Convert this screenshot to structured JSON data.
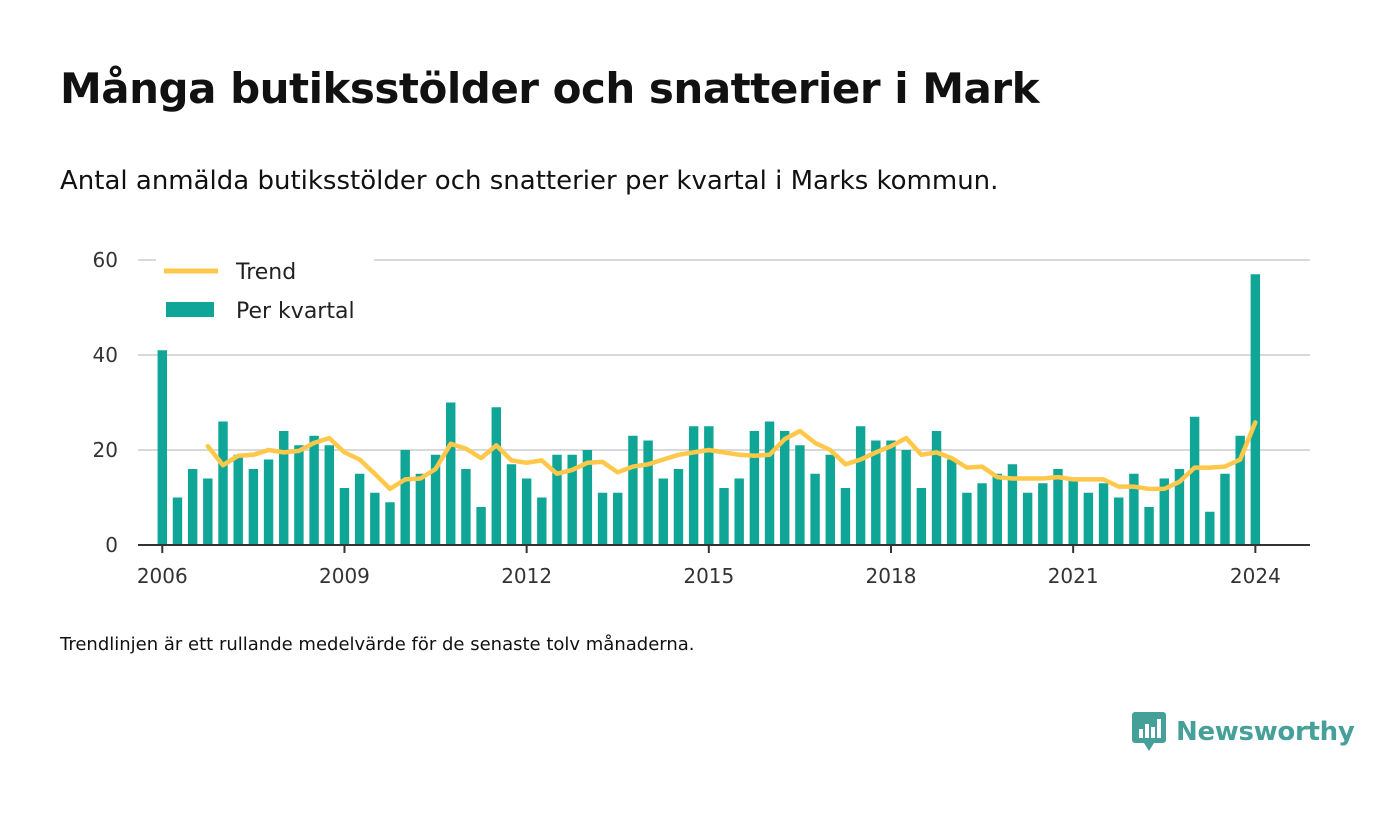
{
  "title": "Många butiksstölder och snatterier i Mark",
  "subtitle": "Antal anmälda butiksstölder och snatterier per kvartal i Marks kommun.",
  "footnote": "Trendlinjen är ett rullande medelvärde för de senaste tolv månaderna.",
  "brand": {
    "name": "Newsworthy",
    "icon": "newsworthy-logo-icon"
  },
  "colors": {
    "bar": "#0fa597",
    "trend": "#ffc84a",
    "grid": "#d9d9d9",
    "axis": "#333333",
    "brand": "#46a09a"
  },
  "chart_data": {
    "type": "bar",
    "legend_position": "top-left",
    "grid": true,
    "ylim": [
      0,
      60
    ],
    "yticks": [
      0,
      20,
      40,
      60
    ],
    "xlim": [
      2005.6,
      2024.9
    ],
    "xticks": [
      2006,
      2009,
      2012,
      2015,
      2018,
      2021,
      2024
    ],
    "x_start": 2006.0,
    "x_step": 0.25,
    "series": [
      {
        "name": "Per kvartal",
        "type": "bar",
        "values": [
          41,
          10,
          16,
          14,
          26,
          19,
          16,
          18,
          24,
          21,
          23,
          21,
          12,
          15,
          11,
          9,
          20,
          15,
          19,
          30,
          16,
          8,
          29,
          17,
          14,
          10,
          19,
          19,
          20,
          11,
          11,
          23,
          22,
          14,
          16,
          25,
          25,
          12,
          14,
          24,
          26,
          24,
          21,
          15,
          19,
          12,
          25,
          22,
          22,
          20,
          12,
          24,
          18,
          11,
          13,
          15,
          17,
          11,
          13,
          16,
          14,
          11,
          13,
          10,
          15,
          8,
          14,
          16,
          27,
          7,
          15,
          23,
          57
        ]
      },
      {
        "name": "Trend",
        "type": "line",
        "values": [
          null,
          null,
          null,
          20.8,
          16.8,
          18.8,
          19.0,
          20.0,
          19.5,
          19.8,
          21.5,
          22.5,
          19.5,
          18.0,
          15.0,
          11.8,
          13.8,
          14.0,
          16.0,
          21.3,
          20.3,
          18.3,
          21.0,
          17.8,
          17.3,
          17.8,
          15.0,
          15.8,
          17.3,
          17.5,
          15.3,
          16.5,
          17.0,
          18.0,
          19.0,
          19.5,
          20.0,
          19.5,
          19.0,
          18.8,
          19.0,
          22.3,
          24.0,
          21.5,
          20.0,
          17.0,
          18.0,
          19.5,
          20.8,
          22.5,
          19.0,
          19.5,
          18.3,
          16.3,
          16.5,
          14.3,
          14.0,
          14.0,
          14.0,
          14.3,
          13.8,
          13.8,
          13.8,
          12.3,
          12.3,
          11.8,
          11.8,
          13.3,
          16.3,
          16.3,
          16.5,
          18.0,
          25.8
        ]
      }
    ]
  }
}
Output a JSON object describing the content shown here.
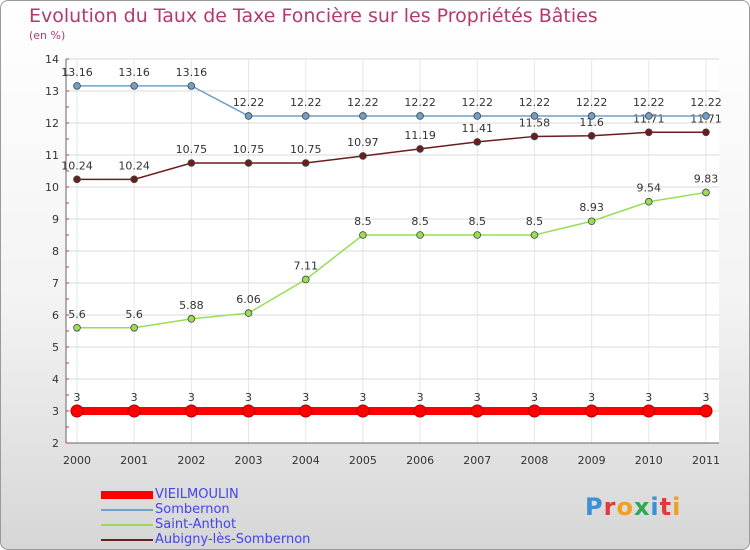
____
Problem details - Repeat all of the data above word for word, minus the pictures.

The result -
Convert this screenshot to structured JSON data.
{
  "title": "Många butiksstölder och snatterier i Mark",
  "subtitle": "Antal anmälda butiksstölder och snatterier per kvartal i Marks kommun.",
  "footnote": "Trendlinjen är ett rullande medelvärde för de senaste tolv månaderna.",
  "brand": {
    "name": "Newsworthy",
    "icon": "newsworthy-logo-icon"
  },
  "colors": {
    "bar": "#0fa597",
    "trend": "#ffc84a",
    "grid": "#d9d9d9",
    "axis": "#333333",
    "brand": "#46a09a"
  },
  "chart_data": {
    "type": "bar",
    "legend_position": "top-left",
    "grid": true,
    "ylim": [
      0,
      60
    ],
    "yticks": [
      0,
      20,
      40,
      60
    ],
    "xlim": [
      2005.6,
      2024.9
    ],
    "xticks": [
      2006,
      2009,
      2012,
      2015,
      2018,
      2021,
      2024
    ],
    "x_start": 2006.0,
    "x_step": 0.25,
    "series": [
      {
        "name": "Per kvartal",
        "type": "bar",
        "values": [
          41,
          10,
          16,
          14,
          26,
          19,
          16,
          18,
          24,
          21,
          23,
          21,
          12,
          15,
          11,
          9,
          20,
          15,
          19,
          30,
          16,
          8,
          29,
          17,
          14,
          10,
          19,
          19,
          20,
          11,
          11,
          23,
          22,
          14,
          16,
          25,
          25,
          12,
          14,
          24,
          26,
          24,
          21,
          15,
          19,
          12,
          25,
          22,
          22,
          20,
          12,
          24,
          18,
          11,
          13,
          15,
          17,
          11,
          13,
          16,
          14,
          11,
          13,
          10,
          15,
          8,
          14,
          16,
          27,
          7,
          15,
          23,
          57
        ]
      },
      {
        "name": "Trend",
        "type": "line",
        "values": [
          null,
          null,
          null,
          20.8,
          16.8,
          18.8,
          19.0,
          20.0,
          19.5,
          19.8,
          21.5,
          22.5,
          19.5,
          18.0,
          15.0,
          11.8,
          13.8,
          14.0,
          16.0,
          21.3,
          20.3,
          18.3,
          21.0,
          17.8,
          17.3,
          17.8,
          15.0,
          15.8,
          17.3,
          17.5,
          15.3,
          16.5,
          17.0,
          18.0,
          19.0,
          19.5,
          20.0,
          19.5,
          19.0,
          18.8,
          19.0,
          22.3,
          24.0,
          21.5,
          20.0,
          17.0,
          18.0,
          19.5,
          20.8,
          22.5,
          19.0,
          19.5,
          18.3,
          16.3,
          16.5,
          14.3,
          14.0,
          14.0,
          14.0,
          14.3,
          13.8,
          13.8,
          13.8,
          12.3,
          12.3,
          11.8,
          11.8,
          13.3,
          16.3,
          16.3,
          16.5,
          18.0,
          25.8
        ]
      }
    ]
  }
}
Output a JSON object describing the content shown here.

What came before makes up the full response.